Aim of the exercise:
Among the lines below, how many carry the string "days"? Reply with a number and nothing else.

Provided entries:
┄┄┄┄┄┄

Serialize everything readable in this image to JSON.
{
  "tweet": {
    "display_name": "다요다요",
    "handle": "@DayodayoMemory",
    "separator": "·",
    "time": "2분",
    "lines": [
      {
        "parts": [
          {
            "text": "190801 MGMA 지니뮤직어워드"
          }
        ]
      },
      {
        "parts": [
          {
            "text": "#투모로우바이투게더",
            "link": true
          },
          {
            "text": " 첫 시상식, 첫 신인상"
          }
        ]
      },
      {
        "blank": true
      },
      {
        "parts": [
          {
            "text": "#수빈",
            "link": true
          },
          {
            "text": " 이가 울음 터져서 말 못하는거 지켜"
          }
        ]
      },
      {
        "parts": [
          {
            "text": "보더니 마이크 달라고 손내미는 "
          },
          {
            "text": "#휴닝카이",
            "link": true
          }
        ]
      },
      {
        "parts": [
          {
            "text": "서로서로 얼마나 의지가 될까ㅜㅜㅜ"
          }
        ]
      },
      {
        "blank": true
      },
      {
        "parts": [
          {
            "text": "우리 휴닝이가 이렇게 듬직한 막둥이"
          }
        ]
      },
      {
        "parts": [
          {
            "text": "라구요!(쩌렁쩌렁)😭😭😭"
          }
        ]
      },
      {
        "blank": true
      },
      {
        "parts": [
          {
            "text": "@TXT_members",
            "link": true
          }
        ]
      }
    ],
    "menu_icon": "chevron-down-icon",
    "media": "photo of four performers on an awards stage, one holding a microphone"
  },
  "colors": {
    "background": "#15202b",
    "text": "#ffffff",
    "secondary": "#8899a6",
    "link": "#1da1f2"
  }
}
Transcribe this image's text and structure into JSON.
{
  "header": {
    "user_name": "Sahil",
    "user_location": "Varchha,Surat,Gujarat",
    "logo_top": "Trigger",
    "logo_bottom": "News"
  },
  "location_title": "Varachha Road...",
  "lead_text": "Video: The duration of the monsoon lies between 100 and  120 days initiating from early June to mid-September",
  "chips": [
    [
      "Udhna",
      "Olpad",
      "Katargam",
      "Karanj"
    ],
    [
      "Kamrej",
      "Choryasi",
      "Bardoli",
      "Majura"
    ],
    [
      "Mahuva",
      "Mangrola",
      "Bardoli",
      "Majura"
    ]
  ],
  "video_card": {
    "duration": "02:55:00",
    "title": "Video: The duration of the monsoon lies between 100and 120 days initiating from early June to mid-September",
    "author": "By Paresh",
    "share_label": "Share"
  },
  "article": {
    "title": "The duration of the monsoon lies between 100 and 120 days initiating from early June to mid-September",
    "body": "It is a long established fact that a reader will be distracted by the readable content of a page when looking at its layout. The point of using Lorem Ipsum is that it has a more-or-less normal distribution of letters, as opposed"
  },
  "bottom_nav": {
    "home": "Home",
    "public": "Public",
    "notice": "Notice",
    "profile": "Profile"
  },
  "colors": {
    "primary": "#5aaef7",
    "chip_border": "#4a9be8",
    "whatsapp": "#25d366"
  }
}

┄┄┄┄┄┄

Response for this exercise:
3